------ Document segment
Rosa Franco reported that whenever she goes to the Public Ministry to find how the case is progressing, the staff members of the office ask her if she has anything new to report, rather than the other way around. She complained to the Attorney General about the lack of progress in the investigations who concluded that the office in Mixco had acted properly in the investigation. Meanwhile, the case is at a standstill.


The following two cases have been reported by the media in Guatemala:


Sandra Janet Palma Godoy

The body of 17-year-old Sandra Janet Palma Godoy was discovered next to a football pitch on 5 July 2004. She had reportedly been abducted a week earlier in the town of Buena Vista in San Pedro de Sacatepéquez. The reports indicate that her right arm, breasts, left hand, eyes and heart had been mutilated. One theory developed during the course of the initial investigation was that she had been a witness to a murder a few weeks earlier. Owing to the trauma of the killing, the family are reported to have left the area.


Andrea Fabiola Contreras Bacaro

The body of 17-year-old Andrea Fabiola Contreras Bacaro was found on 12 June in a wasteground in Jocotenango, Sacatepéquez. According to the article, the word “vengeance” had been carved into her right leg with a knife. An article published in the daily newspaper Prensa Libre described the brutal murder, stating:


“She was found with her hands tied in a plastic bag which had been thrown into a ditch used as a rubbish dump. Her throat had been cut, she had wounds and cuts on her face and chest and she had been shot at close range in the head. She had been raped, her plastic sandals, white blouse and underclothes were found next to her body.”


Deborah Elizabeth and Olga Aracelly Tomás Viñeda

On 28 June 2003 members of the youth gang Mara Salvatrucha in Guatemala City kidnapped the sisters, Deborah Elizabeth and Olga Aracelly Tomás Viñeda aged 16 and 11 respectively. They were killed with a machete and parts of their bodies were found on 2 July in San Pedro de Ayampuc, 20 kilometres from the capital. According to investigators from the Office of the Special Prosecutor for Crimes against Women, the two girls had previously received death threats from one of the perpetrators for refusing to have a relationship with him. The police classified the motive for the killing as “due to personal problems.” The criminal investigation concluded that the girls had been raped and cut up with a handsaw. In July 2004, the Third Sentencing Court sentenced three members of the gang to fifty years in prison.


Oliberta Elizabeth Calel Gomez

Members of the police have been implicated in several killings in recent years. On 18 May 2004, 17-year-old Oliberta Elizabeth Calel Gómez was allegedly killed by a police officer based at the PNC station in San Bartolomé Jocotenango, in the department of El Quiché. According to the report prepared by the Human Rights Ombudsman’s Office in El Quiché, Oliberta was coming out of school with a friend when she was stopped by a police officer who offered to drive her and her friend to their destination. Oliberta reportedly knew the police officer so they accepted the offer. The police officer drove to a remote area and told the two students to get out of the truck. They tried to run away but were caught and taken back to the truck. The police officer reportedly threatened to kill them if they tried to run away again. He reportedly told the two to remove their underwear and took out a knife and a gun. One of the girls managed to escape but Oliberta was murdered. The autopsy report states that she had multiple stab wounds to her neck, thorax and abdomen. The police officer was detained on 10 June 2004. At the time of writing, the case was near sentencing.
------------
------ Material shown
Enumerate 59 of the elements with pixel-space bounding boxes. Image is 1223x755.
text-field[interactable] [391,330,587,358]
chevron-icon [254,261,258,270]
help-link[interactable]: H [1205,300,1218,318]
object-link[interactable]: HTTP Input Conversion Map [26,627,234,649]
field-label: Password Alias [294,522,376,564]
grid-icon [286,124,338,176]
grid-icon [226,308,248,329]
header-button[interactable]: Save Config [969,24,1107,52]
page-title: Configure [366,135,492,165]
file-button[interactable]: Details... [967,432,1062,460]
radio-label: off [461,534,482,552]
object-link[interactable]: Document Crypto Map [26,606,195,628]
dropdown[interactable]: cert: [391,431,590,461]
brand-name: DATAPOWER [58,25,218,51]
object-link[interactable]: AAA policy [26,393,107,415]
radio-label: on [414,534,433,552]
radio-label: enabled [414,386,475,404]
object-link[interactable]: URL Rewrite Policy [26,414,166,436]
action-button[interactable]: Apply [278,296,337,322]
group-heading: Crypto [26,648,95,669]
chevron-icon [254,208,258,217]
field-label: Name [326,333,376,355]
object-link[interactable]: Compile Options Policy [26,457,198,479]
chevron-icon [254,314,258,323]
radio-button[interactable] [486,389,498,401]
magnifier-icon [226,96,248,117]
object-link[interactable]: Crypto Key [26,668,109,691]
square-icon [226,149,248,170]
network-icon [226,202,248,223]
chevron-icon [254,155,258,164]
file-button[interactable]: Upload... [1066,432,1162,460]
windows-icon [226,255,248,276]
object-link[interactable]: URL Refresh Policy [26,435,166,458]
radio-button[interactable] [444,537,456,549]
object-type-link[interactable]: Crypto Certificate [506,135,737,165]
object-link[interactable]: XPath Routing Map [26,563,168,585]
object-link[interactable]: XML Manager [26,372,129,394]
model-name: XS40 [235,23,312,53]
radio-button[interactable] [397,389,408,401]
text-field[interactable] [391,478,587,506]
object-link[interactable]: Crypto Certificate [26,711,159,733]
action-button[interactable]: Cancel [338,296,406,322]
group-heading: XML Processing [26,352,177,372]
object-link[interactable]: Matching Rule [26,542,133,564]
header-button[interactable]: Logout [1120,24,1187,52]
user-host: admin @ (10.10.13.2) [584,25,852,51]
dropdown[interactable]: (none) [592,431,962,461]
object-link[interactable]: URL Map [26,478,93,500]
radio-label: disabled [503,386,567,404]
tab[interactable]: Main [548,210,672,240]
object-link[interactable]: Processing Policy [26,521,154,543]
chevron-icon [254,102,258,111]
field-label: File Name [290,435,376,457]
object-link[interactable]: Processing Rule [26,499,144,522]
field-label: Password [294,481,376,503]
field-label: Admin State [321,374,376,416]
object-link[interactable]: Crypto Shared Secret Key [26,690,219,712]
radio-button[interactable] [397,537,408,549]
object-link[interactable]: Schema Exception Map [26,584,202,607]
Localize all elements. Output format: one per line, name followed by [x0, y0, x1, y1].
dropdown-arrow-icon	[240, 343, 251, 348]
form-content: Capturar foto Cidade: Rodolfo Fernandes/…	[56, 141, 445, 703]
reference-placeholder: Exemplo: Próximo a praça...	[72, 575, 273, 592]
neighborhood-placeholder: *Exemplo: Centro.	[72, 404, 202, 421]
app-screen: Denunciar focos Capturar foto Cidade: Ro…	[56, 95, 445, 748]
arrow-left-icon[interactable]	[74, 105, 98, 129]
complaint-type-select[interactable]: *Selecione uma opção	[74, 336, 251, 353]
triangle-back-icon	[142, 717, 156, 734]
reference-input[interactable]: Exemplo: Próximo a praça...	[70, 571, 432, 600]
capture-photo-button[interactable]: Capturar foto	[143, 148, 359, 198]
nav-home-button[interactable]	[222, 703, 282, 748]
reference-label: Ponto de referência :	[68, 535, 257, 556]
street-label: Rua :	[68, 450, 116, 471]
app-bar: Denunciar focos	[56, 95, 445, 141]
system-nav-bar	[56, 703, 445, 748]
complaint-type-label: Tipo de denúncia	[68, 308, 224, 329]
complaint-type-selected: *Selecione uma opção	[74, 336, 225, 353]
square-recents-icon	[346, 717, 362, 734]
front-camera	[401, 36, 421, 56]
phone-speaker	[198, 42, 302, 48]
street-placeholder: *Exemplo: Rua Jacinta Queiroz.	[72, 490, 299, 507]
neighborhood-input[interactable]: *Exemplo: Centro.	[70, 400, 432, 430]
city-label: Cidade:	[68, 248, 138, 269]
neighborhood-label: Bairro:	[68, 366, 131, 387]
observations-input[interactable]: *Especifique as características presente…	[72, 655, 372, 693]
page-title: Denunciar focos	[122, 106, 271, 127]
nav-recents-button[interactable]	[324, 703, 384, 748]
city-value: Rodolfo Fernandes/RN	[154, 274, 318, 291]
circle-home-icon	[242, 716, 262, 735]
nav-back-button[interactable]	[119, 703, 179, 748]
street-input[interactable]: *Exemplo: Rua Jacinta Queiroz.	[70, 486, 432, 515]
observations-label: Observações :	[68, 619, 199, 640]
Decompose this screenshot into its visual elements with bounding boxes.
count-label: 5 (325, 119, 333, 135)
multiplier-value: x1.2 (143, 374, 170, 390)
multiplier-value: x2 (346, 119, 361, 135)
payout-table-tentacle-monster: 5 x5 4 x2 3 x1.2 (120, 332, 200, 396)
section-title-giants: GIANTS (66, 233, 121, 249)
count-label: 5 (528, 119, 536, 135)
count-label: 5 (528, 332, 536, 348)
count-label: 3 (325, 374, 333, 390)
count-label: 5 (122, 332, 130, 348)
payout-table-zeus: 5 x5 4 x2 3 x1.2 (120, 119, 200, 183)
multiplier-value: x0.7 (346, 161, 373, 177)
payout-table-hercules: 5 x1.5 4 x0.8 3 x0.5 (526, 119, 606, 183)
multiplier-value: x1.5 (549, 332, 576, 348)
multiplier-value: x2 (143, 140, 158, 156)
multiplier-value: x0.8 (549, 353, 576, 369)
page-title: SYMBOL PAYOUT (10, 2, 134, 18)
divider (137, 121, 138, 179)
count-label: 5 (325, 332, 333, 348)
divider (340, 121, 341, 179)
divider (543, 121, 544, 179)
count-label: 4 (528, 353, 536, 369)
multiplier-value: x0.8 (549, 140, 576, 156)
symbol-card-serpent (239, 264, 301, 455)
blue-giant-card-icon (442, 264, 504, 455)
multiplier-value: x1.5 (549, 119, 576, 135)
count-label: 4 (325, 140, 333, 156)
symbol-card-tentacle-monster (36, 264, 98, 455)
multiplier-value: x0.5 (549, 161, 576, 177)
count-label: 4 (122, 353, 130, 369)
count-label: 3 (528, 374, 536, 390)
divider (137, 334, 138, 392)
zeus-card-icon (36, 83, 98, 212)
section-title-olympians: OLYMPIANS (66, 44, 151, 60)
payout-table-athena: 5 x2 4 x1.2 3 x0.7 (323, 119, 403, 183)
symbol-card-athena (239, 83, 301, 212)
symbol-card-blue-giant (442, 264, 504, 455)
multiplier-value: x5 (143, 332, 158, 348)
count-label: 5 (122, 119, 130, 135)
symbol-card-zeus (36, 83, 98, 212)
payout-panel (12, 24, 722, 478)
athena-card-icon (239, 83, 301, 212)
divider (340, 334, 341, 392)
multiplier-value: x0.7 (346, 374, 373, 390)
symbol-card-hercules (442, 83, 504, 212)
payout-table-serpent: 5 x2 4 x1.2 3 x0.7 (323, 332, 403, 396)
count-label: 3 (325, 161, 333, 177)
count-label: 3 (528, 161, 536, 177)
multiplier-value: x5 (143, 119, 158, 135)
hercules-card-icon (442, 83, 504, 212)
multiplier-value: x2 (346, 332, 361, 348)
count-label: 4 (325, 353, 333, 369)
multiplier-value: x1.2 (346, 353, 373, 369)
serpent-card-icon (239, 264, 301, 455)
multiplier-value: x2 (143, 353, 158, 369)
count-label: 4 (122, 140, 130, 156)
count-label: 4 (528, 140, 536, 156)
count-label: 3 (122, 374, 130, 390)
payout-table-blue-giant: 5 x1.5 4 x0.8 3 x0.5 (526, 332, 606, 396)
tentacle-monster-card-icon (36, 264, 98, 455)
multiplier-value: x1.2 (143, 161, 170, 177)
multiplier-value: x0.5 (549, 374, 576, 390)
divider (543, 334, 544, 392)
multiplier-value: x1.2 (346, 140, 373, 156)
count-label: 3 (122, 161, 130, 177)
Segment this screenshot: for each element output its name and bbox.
------------
------ Material shown
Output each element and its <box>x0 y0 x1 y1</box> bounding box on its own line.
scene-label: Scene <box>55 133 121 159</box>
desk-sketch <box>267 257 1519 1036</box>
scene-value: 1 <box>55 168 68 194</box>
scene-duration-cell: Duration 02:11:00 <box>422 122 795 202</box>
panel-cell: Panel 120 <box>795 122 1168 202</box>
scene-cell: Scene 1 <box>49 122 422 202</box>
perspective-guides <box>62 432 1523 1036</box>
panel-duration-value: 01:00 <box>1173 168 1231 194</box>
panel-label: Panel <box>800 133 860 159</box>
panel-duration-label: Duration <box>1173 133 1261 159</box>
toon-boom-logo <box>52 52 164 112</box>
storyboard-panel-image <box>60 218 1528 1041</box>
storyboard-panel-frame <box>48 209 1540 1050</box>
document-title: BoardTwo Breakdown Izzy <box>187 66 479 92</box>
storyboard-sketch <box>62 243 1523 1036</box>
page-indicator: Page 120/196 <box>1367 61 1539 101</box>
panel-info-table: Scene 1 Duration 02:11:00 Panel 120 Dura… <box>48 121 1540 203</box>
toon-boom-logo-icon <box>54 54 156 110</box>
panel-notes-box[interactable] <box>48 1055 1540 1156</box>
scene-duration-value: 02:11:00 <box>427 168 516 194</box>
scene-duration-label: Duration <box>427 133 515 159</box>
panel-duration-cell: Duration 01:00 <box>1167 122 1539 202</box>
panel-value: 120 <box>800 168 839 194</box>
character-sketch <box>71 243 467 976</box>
------------
_Task list_.
a: In the report on killings of girls in Guatemala, on what date was the police officer in the Oliberta Elizabeth Calel Gómez case detained?
b: Based on the report on killings of girls in Guatemala, decide whether each statement agrees with it. Answer yes or no for each, and quote the deciding words.
(i) Parts of the Tomás Viñeda sisters' bodies were found in San Pedro de Ayampuc.
(ii) Sandra Janet Palma Godoy's family stayed in the area after her killing.
(iii) The Third Sentencing Court sentenced three gang members to thirty years in prison.
c: Write a continuation of the report on killings of girls in Guatemala, starting after its final sentence.

_Responses for each task_.
a: On 10 June 2004.

b:
(i) Yes: "parts of their bodies were found on 2 July in San Pedro de Ayampuc"
(ii) No: "Owing to the trauma of the killing, the family are reported to have left the area."
(iii) No: "sentenced three members of the gang to fifty years in prison"

c:
Sex workers

In 2001, at least 12 sex workers were reportedly strangled in Guatemala City, Escuintla and Huehuetenango. The first murder occurred in February 2001 when the body of a woman was found in the room of a hotel in Zone 7 of Guatemala City. According to reports, the body was found alongside with the message “death to bitches, I’ve come back” (“muerte a las perras, ya regresé”). The following month, a second body was found in another hotel in the same area. The woman was reportedly strangled after a fight. This time the murderer had reportedly left the message, “I hate bitches” (“odio a las perras”). She was buried as unidentified but was subsequently claimed by her family. At least three other women were murdered shortly after.


The cases were reported to the PNC and an identikit picture was distributed around Guatemala City resulting in the detention of one individual who was subsequently released. Some of the cases were investigated by the Special Prosecutor for Crimes against Women but those responsible were not identified.

Figures

Killings of women and girls

The Guatemalan authorities registered the deaths of 1,188 women and girls between 2001 and August 2004. However, the precise number of women who have been murdered is unknown and disputed: figures vary among institutions and are based on different criteria.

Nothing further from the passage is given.